A legislação existe, mas a prática falha

O Brasil não carece de arcabouço legal para abordar a emblemática questão. A Política Nacional de

Resíduos Sólidos (Lei nº 12.305/2010) preconiza o tratamento ambientalmente correto dos resíduos.

 

A Política Nacional de Recursos Hídricos (Lei nº 9.433/1997) e a Política Nacional do Meio

Ambiente (Lei nº 6.938/1981) reforçam a proteção da água como prioridade. Adicionalmente,

resoluções do CONAMA — em particular a nº 357/2005 e a nº 430/2011 — são explícitas: efluentes

perigosos, como o chorume, não podem ser simplesmente diluídos; eles exigem tratamento específico

e robusto.

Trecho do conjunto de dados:
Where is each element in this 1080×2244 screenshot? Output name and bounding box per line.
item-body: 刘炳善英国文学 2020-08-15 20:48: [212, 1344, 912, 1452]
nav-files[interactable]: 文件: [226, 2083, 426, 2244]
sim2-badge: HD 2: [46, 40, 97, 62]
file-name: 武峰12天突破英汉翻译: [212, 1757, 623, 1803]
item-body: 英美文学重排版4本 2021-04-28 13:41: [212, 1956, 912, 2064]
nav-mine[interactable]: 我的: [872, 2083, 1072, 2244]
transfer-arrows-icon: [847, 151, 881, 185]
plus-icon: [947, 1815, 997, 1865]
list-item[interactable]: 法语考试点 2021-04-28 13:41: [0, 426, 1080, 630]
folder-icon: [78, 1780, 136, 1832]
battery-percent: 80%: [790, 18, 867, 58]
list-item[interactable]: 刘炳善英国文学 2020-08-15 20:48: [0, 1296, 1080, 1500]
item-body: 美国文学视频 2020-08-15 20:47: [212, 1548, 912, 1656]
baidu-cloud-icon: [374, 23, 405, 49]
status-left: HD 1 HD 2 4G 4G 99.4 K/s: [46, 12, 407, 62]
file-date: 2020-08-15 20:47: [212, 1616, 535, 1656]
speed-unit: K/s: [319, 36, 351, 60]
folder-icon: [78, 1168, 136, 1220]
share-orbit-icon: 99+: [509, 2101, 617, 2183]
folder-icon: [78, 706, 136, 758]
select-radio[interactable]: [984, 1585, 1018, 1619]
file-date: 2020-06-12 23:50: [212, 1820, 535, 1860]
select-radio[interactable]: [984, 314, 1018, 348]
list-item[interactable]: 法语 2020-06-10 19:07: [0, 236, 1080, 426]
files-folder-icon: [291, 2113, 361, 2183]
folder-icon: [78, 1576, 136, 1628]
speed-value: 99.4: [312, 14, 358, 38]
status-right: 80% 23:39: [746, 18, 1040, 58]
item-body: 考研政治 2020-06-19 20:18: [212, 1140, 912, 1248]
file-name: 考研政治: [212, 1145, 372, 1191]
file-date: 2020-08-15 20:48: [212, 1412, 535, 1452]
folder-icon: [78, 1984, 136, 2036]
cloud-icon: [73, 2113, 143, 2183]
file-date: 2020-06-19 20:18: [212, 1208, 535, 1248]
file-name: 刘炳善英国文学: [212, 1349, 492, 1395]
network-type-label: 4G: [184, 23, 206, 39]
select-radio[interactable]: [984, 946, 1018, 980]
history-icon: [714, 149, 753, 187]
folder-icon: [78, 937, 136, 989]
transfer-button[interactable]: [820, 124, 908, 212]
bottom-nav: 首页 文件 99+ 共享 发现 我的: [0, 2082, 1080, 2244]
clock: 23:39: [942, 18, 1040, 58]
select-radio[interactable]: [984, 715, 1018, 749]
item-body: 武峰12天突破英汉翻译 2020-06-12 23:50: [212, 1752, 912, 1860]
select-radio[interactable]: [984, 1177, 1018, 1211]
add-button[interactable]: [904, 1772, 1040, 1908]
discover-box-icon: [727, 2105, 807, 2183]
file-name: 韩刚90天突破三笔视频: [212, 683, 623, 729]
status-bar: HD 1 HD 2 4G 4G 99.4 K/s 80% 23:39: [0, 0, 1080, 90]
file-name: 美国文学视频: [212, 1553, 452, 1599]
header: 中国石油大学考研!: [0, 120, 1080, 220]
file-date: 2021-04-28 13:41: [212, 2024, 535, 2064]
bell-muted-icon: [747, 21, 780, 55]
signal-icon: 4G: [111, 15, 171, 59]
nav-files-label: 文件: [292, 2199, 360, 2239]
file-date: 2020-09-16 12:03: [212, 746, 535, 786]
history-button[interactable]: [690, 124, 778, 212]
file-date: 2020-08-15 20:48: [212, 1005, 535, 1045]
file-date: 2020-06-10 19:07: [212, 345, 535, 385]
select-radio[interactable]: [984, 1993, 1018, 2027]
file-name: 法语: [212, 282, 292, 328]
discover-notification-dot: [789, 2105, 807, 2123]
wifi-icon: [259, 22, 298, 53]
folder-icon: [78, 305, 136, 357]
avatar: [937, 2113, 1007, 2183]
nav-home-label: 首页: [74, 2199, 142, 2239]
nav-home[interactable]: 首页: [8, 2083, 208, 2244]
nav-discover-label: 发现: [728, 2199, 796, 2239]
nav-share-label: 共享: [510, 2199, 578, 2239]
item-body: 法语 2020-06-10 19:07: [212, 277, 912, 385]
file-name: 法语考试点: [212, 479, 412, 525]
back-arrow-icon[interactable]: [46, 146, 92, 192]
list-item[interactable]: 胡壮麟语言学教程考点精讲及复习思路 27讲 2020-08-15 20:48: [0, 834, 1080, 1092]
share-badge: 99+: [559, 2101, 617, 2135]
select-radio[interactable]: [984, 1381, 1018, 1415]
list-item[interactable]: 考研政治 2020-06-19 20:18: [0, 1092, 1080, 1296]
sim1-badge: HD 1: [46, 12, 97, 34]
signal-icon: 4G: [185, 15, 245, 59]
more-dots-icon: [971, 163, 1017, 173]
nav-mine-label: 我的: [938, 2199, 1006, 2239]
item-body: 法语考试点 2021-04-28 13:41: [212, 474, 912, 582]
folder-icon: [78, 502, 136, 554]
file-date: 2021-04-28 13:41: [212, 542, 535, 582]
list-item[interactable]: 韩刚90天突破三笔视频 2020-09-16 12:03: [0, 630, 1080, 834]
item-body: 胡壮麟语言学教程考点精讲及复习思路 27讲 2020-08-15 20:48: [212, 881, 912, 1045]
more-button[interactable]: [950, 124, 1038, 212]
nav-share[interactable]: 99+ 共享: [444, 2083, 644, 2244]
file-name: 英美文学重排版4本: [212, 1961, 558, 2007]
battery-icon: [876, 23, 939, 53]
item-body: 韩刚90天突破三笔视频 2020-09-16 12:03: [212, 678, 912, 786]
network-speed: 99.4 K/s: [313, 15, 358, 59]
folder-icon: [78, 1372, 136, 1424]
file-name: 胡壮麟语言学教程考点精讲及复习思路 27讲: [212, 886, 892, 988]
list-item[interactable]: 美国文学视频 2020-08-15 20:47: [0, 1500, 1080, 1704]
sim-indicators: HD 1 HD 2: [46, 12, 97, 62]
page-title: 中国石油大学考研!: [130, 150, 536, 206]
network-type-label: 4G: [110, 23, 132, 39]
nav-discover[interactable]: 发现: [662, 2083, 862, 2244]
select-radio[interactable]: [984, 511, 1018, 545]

Ações necessárias
1. Liste todas as normas legais citadas na página sobre legislação ambiental, tanto leis quanto resoluções do CONAMA, com o número e o ano de cada uma.
2. Transcreva fielmente o trecho da página sobre legislação ambiental que começa em "A legislação existe, mas" e termina em "correto dos resíduos.".

Resultados das tarefas
1.
- Lei nº 12.305/2010 (Política Nacional de Resíduos Sólidos)
- Lei nº 9.433/1997 (Política Nacional de Recursos Hídricos)
- Lei nº 6.938/1981 (Política Nacional do Meio Ambiente)
- Resolução do CONAMA nº 357/2005
- Resolução do CONAMA nº 430/2011

2.
A legislação existe, mas a prática falha

O Brasil não carece de arcabouço legal para abordar a emblemática questão. A Política Nacional de

Resíduos Sólidos (Lei nº 12.305/2010) preconiza o tratamento ambientalmente correto dos resíduos.